• [EXTRAIT DU TEXTE]
Emprisonné puis libéré, le fils de Khadafi, Saif al-Islam, persiste et signe

De nombreux Libyens estiment que le « dauphin » de l’ex-Jamahiriya a disparu : ses apparitions publiques sont rarissimes et on ignore où il habite ni quel est son son activité. La photographie, publiée ces dernières heures sur les réseaux sociaux, montre Saif avec sa main droite appuyée sur un bâton, mettant en valeur la phalange de son majeur droit amputé après sa capture en 2011.

Le fils du défunt colonel  Khadafi porte une casquette de baseball noire de la marque américaine Under. Armure et esquisse un sourire sous une longue barbe noire et blanche. Son regard paraît fatigué derrière ses lunettes claires, mais il lève quand même le pouce levé de la main droite, imité par le jeune homme à côté de lui.

Bechir Jouini, chercheur en relations internationales

  1. Enfance et formation (1972–2000)

Saif al-Islam Kadhafi est né le 25 juin 1972 dans le complexe militaire de Bab al-Azizia à Tripoli. Il est le deuxième fils du colonel Mouammar Kadhafi et de sa seconde épouse, Safia Farkash. Après des études d’architecture en Libye (diplômé en 1994), il obtient un doctorat en économie à l’Université de Londres en 2000, bien que des doutes aient été émis sur la légitimité de son diplôme en raison de donations libyennes à l’université.

• [EXTRAIT DES DONNÉES]
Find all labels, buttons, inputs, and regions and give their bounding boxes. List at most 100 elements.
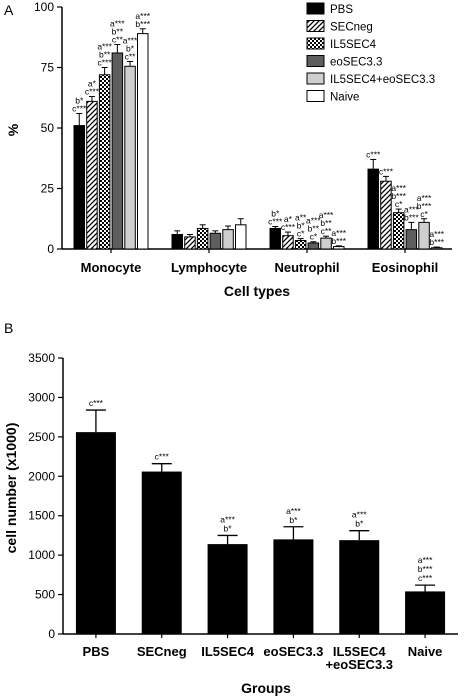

• [ÉNONCÉ DU PROBLÈME] Reprenez mot pour mot le passage du texte sur Saif al-Islam qui commence par « De nombreux Libyens » et se poursuit jusqu'à « et formation (1972–2000) ».

• [RÉPONSE CI-DESSOUS]
De nombreux Libyens estiment que le « dauphin » de l’ex-Jamahiriya a disparu : ses apparitions publiques sont rarissimes et on ignore où il habite ni quel est son son activité. La photographie, publiée ces dernières heures sur les réseaux sociaux, montre Saif avec sa main droite appuyée sur un bâton, mettant en valeur la phalange de son majeur droit amputé après sa capture en 2011.

Le fils du défunt colonel  Khadafi porte une casquette de baseball noire de la marque américaine Under. Armure et esquisse un sourire sous une longue barbe noire et blanche. Son regard paraît fatigué derrière ses lunettes claires, mais il lève quand même le pouce levé de la main droite, imité par le jeune homme à côté de lui.

Bechir Jouini, chercheur en relations internationales

  1. Enfance et formation (1972–2000)